_Task details_. Find each line with "موعد" and copy it.

_Entries_.
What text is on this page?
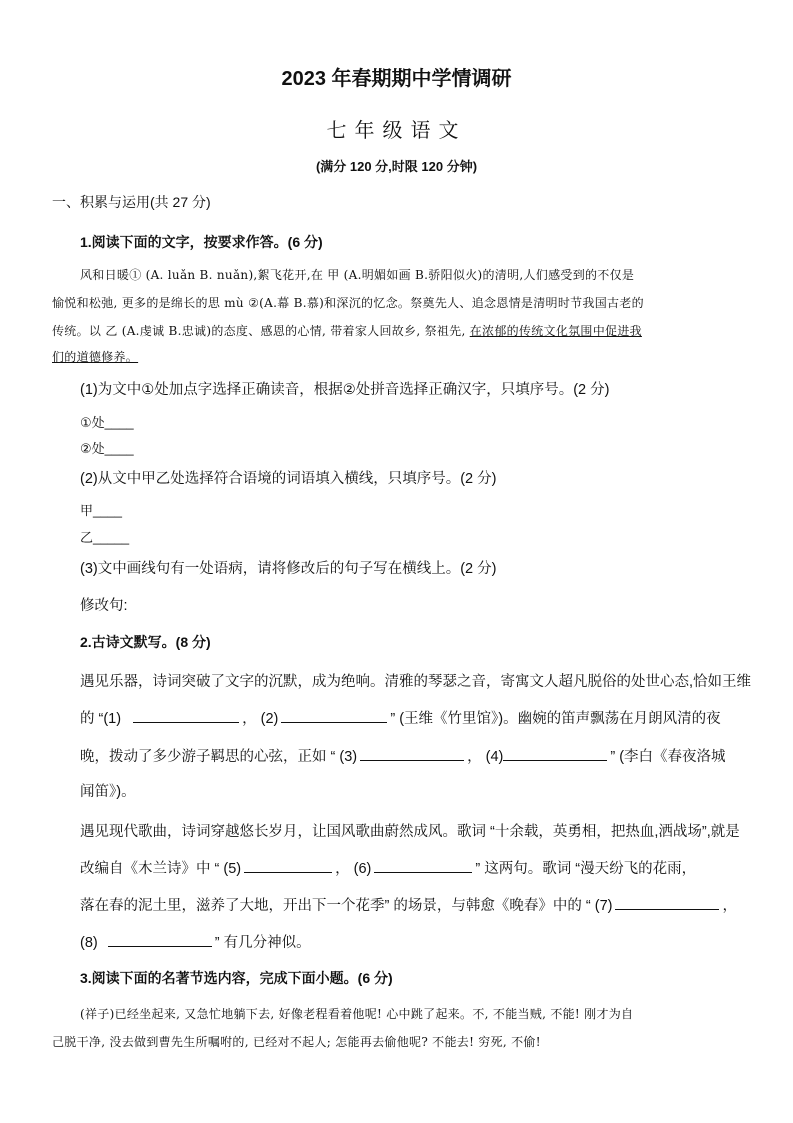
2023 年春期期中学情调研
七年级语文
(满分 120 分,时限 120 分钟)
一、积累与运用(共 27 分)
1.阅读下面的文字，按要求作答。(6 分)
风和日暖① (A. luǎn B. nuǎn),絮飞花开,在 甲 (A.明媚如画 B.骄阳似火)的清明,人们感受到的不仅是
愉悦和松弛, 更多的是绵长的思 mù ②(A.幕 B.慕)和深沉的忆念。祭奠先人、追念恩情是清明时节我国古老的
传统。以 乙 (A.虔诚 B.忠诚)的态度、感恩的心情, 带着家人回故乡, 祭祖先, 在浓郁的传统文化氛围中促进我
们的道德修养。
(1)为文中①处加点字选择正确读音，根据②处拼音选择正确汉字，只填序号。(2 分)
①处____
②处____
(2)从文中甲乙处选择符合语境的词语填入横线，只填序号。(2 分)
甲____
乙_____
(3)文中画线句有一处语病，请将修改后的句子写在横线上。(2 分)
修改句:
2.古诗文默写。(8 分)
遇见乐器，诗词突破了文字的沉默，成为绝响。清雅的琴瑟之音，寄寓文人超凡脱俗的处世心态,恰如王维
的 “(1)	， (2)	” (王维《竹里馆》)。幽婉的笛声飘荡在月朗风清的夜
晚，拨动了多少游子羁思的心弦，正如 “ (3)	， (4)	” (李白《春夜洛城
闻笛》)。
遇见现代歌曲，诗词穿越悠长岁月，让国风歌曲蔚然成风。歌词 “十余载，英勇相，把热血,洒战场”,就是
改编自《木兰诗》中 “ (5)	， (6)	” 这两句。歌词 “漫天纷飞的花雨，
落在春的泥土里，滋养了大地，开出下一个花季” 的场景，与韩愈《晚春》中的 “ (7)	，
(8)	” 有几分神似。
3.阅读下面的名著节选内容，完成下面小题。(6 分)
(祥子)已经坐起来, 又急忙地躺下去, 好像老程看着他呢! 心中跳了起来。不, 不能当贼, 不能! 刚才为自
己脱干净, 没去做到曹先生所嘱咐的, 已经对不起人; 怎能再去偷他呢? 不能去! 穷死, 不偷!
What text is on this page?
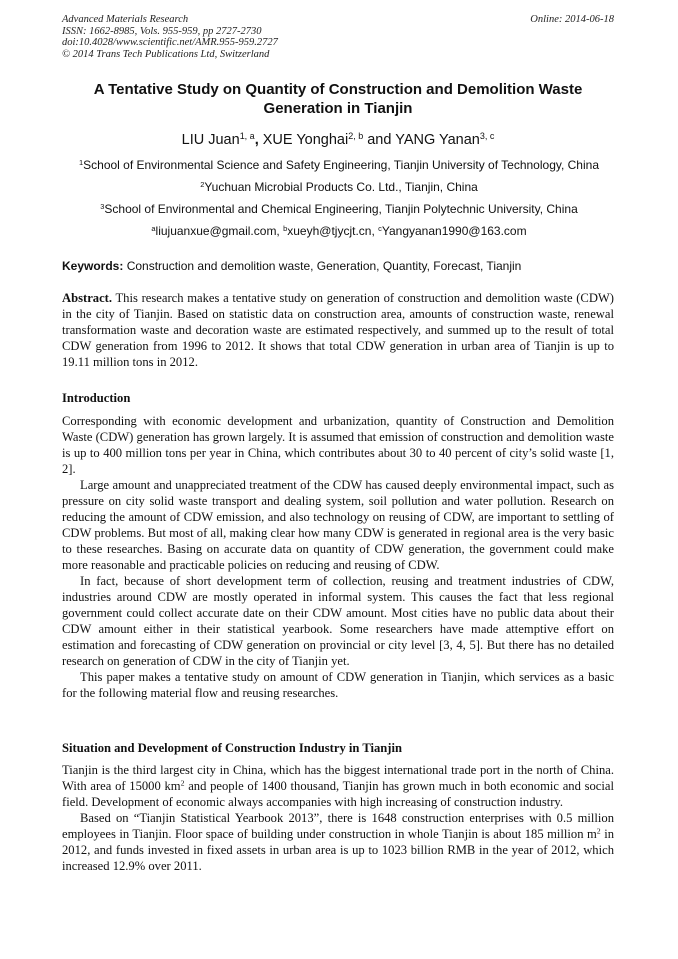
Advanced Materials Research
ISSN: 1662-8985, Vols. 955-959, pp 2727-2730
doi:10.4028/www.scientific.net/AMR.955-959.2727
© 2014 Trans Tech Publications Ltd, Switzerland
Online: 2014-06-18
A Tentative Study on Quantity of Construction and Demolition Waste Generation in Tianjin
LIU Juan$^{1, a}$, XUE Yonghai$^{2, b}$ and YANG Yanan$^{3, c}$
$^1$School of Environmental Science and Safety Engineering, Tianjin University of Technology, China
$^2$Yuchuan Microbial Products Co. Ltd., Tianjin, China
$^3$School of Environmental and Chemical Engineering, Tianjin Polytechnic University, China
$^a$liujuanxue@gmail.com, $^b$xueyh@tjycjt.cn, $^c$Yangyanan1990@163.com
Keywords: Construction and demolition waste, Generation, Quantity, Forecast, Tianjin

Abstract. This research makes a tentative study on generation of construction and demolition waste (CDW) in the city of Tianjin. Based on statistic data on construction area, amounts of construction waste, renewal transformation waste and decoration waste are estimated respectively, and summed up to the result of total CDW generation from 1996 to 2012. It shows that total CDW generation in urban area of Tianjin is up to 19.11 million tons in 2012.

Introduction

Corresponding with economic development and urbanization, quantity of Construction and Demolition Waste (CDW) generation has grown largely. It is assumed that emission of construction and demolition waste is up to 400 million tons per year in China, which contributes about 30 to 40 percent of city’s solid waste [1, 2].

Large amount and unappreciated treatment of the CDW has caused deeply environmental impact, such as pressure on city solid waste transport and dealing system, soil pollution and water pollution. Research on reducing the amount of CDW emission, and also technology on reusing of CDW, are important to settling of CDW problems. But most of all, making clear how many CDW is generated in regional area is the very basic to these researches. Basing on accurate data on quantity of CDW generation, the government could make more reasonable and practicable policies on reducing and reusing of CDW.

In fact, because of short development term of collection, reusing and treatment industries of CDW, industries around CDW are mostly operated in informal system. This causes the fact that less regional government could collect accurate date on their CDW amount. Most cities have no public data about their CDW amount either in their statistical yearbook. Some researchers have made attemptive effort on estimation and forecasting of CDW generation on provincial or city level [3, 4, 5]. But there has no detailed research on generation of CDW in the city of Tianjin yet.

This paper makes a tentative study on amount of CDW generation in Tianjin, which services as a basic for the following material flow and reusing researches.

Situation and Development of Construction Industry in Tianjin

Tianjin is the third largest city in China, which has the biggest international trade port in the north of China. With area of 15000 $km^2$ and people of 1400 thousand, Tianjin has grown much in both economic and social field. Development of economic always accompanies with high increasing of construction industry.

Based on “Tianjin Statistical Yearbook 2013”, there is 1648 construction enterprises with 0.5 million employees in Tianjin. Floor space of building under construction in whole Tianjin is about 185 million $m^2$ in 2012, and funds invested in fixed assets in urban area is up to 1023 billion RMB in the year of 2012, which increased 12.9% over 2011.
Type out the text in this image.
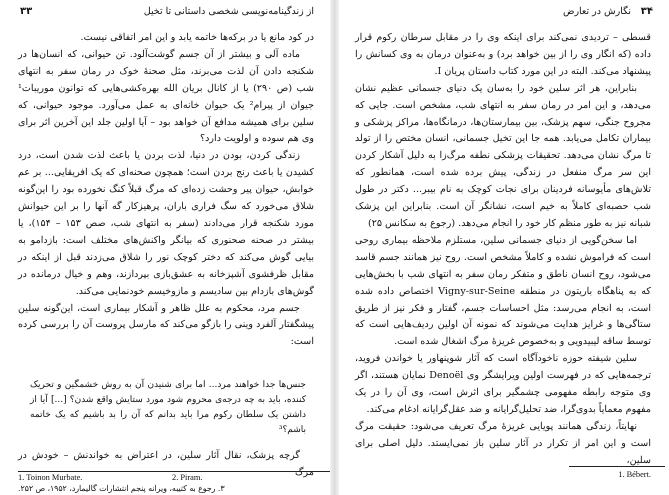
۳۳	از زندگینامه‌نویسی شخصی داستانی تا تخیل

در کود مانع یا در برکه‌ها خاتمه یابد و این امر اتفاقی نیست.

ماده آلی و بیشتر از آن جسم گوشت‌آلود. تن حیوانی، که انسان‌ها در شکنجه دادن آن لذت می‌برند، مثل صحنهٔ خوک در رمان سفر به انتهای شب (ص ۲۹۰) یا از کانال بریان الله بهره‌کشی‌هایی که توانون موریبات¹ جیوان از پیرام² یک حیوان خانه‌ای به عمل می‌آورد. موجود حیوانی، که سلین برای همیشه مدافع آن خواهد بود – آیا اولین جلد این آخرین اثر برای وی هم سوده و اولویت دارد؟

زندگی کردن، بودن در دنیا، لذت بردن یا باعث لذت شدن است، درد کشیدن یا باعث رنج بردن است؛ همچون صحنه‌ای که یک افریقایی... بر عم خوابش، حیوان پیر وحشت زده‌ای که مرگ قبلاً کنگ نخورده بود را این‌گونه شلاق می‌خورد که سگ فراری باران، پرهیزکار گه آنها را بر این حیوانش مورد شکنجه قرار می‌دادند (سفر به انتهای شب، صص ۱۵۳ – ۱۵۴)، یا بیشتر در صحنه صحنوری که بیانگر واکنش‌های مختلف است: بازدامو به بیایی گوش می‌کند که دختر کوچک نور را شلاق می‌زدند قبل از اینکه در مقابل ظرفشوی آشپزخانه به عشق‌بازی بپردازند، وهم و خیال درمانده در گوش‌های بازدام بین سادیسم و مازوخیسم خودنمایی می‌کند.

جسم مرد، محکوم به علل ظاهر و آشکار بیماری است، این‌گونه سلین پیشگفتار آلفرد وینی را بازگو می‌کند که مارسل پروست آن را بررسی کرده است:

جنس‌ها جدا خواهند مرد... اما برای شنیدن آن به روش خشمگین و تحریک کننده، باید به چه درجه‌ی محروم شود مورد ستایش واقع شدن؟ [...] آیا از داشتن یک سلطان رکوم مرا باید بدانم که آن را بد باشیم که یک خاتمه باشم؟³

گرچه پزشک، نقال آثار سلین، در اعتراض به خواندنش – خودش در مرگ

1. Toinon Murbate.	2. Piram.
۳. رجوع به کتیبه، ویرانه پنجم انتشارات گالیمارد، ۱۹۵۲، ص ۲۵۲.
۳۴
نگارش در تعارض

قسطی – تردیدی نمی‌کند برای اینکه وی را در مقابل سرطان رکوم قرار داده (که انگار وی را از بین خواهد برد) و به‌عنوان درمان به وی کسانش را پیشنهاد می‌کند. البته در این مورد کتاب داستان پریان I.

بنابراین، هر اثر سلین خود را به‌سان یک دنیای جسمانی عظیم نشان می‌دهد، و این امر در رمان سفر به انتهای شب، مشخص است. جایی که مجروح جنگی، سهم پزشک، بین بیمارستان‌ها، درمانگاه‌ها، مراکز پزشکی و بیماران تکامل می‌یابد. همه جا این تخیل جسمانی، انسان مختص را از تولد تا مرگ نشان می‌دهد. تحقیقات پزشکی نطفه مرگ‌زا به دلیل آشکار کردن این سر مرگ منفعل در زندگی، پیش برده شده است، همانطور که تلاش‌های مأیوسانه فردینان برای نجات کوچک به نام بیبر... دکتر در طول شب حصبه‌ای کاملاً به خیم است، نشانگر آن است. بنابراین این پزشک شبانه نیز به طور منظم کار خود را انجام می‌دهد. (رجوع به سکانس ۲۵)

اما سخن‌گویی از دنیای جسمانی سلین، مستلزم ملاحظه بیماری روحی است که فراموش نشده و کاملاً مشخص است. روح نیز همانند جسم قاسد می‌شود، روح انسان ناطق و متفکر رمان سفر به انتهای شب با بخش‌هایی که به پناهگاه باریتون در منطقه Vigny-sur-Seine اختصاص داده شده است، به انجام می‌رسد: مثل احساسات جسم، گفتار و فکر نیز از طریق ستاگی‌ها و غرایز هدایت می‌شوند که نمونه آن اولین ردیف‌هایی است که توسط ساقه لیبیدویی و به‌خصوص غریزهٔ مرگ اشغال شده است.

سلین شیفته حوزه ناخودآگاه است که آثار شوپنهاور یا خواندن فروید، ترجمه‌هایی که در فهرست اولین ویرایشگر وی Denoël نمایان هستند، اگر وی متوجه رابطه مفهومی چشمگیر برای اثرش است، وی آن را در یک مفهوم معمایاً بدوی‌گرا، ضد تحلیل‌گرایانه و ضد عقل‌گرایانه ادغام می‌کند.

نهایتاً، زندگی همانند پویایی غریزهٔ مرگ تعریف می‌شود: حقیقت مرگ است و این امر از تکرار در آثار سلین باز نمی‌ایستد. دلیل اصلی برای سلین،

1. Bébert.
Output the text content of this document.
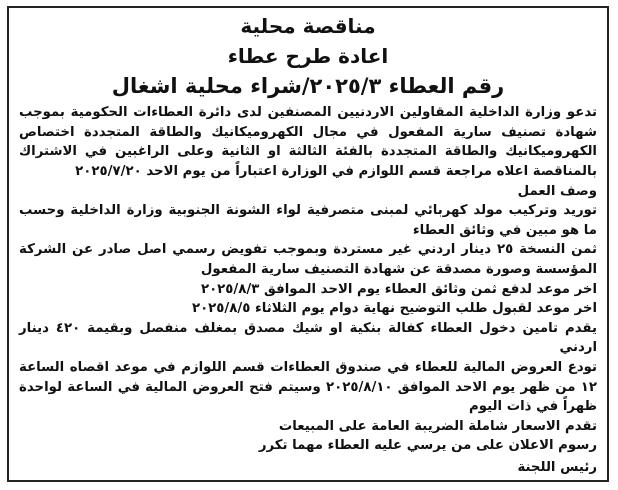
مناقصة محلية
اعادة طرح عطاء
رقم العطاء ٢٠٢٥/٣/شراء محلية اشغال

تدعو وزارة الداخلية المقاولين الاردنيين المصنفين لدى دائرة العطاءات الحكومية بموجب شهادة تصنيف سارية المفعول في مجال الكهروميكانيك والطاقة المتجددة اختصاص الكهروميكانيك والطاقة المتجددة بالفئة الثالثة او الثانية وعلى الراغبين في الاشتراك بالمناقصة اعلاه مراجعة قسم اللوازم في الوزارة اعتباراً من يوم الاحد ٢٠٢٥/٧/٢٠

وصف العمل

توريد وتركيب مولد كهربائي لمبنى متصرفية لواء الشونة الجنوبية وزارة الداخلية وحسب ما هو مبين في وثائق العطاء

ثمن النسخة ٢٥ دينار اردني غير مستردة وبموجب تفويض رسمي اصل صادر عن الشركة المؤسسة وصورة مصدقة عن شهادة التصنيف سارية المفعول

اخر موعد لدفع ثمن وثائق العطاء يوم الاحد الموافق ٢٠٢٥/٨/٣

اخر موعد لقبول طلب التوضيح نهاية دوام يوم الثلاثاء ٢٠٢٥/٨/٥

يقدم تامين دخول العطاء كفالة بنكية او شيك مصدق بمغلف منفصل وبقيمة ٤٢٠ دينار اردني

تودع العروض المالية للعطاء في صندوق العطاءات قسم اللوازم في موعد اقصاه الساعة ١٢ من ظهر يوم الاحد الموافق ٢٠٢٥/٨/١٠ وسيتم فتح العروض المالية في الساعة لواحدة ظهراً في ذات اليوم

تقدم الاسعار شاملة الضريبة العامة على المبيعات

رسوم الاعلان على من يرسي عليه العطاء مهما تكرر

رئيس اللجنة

_Response_.
اخر موعد لدفع ثمن وثائق العطاء يوم الاحد الموافق ٢٠٢٥/٨/٣
اخر موعد لقبول طلب التوضيح نهاية دوام يوم الثلاثاء ٢٠٢٥/٨/٥
تودع العروض المالية للعطاء في صندوق العطاءات قسم اللوازم في موعد اقصاه الساعة ١٢ من ظهر يوم الاحد الموافق ٢٠٢٥/٨/١٠ وسيتم فتح العروض المالية في الساعة لواحدة ظهراً في ذات اليوم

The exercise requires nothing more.